SUPPLIED MATERIAL

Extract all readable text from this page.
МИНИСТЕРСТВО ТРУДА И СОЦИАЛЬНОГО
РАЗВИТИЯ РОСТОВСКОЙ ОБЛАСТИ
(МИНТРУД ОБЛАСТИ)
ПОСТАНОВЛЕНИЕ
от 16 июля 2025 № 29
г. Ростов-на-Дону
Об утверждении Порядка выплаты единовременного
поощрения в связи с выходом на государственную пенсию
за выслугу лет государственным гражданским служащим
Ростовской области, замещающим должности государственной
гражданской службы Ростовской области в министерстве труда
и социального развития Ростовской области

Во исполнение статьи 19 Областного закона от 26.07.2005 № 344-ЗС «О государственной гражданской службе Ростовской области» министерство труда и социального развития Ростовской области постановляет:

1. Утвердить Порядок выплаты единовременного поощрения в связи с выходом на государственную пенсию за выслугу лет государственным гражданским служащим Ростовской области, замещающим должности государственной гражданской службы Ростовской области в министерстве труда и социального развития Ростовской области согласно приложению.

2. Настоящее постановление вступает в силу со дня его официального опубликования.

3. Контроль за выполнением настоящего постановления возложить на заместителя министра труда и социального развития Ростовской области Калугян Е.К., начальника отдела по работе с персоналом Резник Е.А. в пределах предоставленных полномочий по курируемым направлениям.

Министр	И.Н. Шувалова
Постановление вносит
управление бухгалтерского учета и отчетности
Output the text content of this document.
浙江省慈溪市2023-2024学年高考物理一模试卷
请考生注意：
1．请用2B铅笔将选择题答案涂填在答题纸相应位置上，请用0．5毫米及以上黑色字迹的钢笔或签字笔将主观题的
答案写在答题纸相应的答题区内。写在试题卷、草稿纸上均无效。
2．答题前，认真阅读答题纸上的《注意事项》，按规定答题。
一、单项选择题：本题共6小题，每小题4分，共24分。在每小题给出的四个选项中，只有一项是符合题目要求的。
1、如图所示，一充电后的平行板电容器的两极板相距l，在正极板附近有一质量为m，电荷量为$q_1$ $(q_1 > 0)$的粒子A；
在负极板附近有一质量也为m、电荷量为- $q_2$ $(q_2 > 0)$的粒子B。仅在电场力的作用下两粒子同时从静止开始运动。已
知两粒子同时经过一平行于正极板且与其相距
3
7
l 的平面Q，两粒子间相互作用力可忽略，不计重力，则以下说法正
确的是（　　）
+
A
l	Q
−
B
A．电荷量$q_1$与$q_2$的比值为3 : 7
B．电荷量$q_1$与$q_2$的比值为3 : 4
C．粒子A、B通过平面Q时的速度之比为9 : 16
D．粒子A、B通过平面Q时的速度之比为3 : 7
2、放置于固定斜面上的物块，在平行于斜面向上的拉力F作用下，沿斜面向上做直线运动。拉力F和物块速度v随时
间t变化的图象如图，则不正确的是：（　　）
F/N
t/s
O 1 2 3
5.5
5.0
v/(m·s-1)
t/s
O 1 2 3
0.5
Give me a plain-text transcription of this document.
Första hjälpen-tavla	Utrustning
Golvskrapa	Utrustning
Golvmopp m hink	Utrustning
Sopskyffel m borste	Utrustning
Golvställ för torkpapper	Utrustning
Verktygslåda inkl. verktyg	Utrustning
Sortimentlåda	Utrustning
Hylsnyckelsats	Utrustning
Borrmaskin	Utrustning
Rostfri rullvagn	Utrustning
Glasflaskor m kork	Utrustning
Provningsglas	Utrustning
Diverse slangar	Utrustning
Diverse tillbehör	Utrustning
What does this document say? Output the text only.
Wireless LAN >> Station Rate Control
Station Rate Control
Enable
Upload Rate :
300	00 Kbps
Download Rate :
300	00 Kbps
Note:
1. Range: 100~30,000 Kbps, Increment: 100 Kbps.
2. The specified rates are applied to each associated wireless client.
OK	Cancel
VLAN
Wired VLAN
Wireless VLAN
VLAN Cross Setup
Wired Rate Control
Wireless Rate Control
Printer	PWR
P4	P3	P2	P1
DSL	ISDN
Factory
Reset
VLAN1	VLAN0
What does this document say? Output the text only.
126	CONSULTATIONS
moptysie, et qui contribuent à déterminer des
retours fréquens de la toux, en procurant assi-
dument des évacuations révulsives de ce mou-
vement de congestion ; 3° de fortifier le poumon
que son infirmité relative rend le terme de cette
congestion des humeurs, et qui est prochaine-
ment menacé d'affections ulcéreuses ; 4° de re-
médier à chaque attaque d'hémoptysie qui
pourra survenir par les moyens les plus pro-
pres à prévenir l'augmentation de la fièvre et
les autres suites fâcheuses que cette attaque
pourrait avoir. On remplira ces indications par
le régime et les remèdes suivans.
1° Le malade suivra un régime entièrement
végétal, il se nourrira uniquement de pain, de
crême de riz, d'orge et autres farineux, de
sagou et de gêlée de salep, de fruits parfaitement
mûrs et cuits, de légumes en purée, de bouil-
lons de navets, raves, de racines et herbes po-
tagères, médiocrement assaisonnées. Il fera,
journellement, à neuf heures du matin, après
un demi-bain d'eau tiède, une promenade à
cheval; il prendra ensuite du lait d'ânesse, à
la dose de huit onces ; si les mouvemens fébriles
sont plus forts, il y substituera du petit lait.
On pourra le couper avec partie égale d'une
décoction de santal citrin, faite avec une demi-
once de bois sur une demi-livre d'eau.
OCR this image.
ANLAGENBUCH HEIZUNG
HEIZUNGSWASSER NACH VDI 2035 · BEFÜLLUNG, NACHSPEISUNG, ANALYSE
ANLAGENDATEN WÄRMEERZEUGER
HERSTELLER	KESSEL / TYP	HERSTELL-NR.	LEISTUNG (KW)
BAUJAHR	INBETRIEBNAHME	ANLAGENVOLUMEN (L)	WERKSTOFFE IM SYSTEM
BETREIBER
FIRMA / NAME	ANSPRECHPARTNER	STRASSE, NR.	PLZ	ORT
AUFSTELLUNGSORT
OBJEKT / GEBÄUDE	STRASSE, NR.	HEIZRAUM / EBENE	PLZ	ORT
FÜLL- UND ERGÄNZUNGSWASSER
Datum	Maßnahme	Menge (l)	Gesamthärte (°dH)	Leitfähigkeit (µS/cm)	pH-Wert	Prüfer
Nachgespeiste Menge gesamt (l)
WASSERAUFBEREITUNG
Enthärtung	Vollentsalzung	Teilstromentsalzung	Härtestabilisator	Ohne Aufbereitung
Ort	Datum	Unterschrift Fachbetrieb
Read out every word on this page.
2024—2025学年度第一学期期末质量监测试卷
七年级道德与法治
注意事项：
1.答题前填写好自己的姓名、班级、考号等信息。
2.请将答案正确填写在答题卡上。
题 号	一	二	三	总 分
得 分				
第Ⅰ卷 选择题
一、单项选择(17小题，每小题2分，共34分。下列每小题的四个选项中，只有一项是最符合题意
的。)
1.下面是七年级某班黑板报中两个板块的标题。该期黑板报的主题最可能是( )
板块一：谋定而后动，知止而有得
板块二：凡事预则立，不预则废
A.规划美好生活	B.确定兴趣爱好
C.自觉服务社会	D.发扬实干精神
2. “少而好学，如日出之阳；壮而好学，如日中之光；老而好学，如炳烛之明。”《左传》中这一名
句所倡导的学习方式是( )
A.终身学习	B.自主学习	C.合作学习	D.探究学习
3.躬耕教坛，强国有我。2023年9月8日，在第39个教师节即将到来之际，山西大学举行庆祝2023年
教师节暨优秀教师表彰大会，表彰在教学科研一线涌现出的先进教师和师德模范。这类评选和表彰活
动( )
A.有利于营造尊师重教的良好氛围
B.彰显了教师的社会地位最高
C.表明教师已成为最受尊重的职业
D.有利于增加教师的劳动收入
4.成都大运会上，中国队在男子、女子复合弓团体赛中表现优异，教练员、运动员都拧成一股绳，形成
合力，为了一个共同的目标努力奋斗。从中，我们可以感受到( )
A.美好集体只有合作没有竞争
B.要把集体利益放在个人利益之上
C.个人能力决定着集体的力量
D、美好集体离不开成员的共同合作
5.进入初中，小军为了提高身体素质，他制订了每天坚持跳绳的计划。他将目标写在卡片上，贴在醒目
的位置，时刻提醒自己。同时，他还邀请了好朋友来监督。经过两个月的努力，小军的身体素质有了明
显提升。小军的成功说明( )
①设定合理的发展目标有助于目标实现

INSTRUCTION
Find all the lines containing "Diverse" in the material, then copy them.

COMPLETE ANSWER
Diverse slangar	Utrustning
Diverse tillbehör	Utrustning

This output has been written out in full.